▼

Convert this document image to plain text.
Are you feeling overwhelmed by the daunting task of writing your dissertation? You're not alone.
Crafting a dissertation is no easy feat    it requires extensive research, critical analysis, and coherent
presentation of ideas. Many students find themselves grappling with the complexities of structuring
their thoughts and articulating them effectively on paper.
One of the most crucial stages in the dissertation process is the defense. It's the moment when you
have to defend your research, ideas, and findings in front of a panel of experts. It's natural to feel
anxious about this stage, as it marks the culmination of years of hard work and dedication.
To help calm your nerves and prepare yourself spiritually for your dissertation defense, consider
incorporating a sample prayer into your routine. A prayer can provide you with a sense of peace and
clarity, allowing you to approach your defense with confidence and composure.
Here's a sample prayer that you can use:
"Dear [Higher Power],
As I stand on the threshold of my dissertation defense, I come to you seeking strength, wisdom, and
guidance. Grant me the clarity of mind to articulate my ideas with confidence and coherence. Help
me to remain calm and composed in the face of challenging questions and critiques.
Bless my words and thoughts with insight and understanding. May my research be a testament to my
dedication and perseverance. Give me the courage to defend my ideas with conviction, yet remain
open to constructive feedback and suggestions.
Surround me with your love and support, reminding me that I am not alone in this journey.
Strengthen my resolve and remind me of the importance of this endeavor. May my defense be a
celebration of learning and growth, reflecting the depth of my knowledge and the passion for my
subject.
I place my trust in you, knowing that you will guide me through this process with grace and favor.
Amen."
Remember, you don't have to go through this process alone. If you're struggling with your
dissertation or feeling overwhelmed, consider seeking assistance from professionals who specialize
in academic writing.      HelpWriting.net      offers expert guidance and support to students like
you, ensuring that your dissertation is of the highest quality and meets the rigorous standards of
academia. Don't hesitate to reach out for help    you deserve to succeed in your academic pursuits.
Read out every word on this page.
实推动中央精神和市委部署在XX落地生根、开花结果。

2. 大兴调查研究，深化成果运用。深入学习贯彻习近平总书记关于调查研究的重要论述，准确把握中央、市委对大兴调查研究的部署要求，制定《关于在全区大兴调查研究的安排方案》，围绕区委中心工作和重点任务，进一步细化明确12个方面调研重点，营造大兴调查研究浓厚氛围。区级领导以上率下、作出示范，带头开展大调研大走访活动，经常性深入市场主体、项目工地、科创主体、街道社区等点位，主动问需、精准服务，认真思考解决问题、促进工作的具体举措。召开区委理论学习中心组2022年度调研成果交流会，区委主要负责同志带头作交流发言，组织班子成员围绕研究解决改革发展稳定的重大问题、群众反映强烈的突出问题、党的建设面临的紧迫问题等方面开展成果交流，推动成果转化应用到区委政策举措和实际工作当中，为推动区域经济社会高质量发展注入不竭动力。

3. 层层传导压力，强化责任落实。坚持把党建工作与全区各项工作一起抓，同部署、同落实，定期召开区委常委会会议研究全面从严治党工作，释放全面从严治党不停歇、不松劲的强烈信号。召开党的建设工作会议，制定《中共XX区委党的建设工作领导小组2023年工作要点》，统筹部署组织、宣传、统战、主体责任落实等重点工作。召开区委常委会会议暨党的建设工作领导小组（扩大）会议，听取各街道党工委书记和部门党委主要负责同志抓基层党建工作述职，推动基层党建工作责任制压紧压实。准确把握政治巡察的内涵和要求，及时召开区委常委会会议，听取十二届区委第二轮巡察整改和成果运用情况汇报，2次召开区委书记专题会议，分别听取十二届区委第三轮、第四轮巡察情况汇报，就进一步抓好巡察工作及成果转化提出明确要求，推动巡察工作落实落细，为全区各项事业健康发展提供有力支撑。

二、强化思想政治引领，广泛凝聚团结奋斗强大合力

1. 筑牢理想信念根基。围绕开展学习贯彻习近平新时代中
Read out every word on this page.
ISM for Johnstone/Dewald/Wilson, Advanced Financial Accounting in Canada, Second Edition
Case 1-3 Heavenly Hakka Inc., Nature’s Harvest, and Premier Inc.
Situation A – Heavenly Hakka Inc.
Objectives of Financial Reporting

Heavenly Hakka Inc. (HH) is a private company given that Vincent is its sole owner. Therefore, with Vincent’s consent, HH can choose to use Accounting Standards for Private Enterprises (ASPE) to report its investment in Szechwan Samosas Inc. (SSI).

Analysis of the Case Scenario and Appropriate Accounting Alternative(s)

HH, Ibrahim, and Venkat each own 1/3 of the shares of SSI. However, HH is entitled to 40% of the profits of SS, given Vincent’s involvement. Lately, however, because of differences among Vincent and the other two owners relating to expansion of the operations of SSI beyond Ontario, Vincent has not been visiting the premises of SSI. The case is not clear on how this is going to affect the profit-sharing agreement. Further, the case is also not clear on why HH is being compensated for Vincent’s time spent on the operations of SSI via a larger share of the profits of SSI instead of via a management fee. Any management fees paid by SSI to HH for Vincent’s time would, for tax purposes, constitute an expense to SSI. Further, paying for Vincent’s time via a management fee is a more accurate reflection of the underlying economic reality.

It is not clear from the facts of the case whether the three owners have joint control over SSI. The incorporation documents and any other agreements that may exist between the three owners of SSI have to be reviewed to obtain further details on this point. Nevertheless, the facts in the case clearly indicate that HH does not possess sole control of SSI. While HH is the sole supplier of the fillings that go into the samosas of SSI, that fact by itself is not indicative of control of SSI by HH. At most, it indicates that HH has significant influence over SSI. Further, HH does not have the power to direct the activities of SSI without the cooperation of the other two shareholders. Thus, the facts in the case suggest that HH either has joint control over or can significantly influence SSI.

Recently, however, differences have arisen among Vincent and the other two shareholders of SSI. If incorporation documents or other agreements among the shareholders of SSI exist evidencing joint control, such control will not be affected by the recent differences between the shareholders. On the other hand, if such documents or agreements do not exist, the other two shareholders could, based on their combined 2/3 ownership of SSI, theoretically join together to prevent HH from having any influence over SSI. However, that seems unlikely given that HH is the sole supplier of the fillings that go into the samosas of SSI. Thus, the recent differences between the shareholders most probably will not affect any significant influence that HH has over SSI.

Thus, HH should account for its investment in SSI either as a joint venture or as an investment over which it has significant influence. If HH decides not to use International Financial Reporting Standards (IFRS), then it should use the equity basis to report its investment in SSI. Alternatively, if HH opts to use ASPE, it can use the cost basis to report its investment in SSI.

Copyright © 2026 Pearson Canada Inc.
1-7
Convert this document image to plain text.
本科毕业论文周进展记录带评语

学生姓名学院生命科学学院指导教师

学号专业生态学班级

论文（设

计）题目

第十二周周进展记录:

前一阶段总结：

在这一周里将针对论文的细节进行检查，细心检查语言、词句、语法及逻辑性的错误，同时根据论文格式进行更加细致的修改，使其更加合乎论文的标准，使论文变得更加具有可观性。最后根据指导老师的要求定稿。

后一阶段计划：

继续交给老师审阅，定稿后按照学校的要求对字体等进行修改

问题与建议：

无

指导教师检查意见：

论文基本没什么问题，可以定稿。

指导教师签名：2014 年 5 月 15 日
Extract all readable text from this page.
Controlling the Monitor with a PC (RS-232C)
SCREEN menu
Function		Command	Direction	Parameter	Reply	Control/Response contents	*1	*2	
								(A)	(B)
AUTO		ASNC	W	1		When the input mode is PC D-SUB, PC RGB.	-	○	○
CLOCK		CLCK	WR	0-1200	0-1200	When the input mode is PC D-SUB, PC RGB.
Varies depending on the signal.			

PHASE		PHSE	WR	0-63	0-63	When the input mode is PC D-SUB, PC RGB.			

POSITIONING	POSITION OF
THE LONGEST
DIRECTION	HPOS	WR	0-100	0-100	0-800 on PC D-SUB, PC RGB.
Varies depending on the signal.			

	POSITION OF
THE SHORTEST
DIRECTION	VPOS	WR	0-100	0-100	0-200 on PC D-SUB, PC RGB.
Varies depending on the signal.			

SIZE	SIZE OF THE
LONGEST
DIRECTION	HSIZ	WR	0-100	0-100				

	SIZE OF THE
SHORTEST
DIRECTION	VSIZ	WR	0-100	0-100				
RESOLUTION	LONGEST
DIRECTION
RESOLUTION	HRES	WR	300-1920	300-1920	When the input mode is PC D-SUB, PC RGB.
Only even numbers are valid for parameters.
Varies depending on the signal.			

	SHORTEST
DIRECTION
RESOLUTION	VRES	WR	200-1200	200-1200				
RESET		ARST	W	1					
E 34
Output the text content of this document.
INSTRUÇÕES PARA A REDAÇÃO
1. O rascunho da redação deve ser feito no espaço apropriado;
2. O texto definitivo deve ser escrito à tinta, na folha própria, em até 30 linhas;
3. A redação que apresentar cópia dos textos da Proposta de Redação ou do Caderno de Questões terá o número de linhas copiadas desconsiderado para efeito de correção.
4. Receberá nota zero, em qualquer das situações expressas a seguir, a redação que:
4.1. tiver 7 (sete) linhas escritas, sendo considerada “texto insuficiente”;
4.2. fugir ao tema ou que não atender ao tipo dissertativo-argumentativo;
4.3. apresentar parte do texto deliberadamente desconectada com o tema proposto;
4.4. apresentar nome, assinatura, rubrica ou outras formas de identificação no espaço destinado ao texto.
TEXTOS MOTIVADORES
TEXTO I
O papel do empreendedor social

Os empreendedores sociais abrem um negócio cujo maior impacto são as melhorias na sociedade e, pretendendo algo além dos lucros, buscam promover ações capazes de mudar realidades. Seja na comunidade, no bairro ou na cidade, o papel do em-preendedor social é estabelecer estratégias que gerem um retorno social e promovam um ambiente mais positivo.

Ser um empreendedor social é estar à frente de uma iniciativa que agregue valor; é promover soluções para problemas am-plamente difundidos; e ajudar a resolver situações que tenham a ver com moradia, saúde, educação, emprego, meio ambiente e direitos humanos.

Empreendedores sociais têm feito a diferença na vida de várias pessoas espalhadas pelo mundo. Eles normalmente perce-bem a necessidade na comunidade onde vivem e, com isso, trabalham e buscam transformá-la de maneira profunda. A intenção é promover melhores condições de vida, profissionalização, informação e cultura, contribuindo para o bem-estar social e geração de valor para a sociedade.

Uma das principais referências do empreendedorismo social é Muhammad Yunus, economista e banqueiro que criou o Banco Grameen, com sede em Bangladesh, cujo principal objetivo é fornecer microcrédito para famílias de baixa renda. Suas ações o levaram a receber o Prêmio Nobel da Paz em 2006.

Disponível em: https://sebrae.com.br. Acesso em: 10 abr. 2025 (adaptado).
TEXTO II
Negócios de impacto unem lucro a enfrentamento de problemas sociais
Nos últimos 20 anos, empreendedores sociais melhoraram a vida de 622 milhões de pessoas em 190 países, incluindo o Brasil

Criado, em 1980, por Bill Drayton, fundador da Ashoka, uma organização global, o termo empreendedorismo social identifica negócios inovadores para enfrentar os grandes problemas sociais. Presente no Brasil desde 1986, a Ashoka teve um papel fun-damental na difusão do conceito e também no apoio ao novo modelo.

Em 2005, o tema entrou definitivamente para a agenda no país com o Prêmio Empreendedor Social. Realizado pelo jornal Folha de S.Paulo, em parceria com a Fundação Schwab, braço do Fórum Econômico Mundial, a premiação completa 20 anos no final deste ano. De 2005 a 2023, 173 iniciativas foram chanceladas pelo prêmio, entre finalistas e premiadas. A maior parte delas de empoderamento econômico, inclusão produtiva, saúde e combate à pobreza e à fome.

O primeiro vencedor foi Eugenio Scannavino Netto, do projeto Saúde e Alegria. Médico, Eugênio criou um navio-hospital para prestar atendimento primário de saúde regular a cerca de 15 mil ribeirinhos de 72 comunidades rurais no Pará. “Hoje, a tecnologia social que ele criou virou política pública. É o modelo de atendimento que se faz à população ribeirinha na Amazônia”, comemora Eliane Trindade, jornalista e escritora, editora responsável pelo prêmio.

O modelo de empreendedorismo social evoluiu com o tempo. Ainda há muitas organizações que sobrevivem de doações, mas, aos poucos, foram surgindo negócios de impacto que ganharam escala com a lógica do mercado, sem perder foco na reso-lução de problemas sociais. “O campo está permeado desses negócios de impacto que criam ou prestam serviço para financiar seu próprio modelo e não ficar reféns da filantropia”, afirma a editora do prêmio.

▲

THE REQUEST — Pick out every line of the listing containing the word "influence", and show those lines.

THE ANSWER —
It is not clear from the facts of the case whether the three owners have joint control over SSI. The incorporation documents and any other agreements that may exist between the three owners of SSI have to be reviewed to obtain further details on this point. Nevertheless, the facts in the case clearly indicate that HH does not possess sole control of SSI. While HH is the sole supplier of the fillings that go into the samosas of SSI, that fact by itself is not indicative of control of SSI by HH. At most, it indicates that HH has significant influence over SSI. Further, HH does not have the power to direct the activities of SSI without the cooperation of the other two shareholders. Thus, the facts in the case suggest that HH either has joint control over or can significantly influence SSI.
Recently, however, differences have arisen among Vincent and the other two shareholders of SSI. If incorporation documents or other agreements among the shareholders of SSI exist evidencing joint control, such control will not be affected by the recent differences between the shareholders. On the other hand, if such documents or agreements do not exist, the other two shareholders could, based on their combined 2/3 ownership of SSI, theoretically join together to prevent HH from having any influence over SSI. However, that seems unlikely given that HH is the sole supplier of the fillings that go into the samosas of SSI. Thus, the recent differences between the shareholders most probably will not affect any significant influence that HH has over SSI.
Thus, HH should account for its investment in SSI either as a joint venture or as an investment over which it has significant influence. If HH decides not to use International Financial Reporting Standards (IFRS), then it should use the equity basis to report its investment in SSI. Alternatively, if HH opts to use ASPE, it can use the cost basis to report its investment in SSI.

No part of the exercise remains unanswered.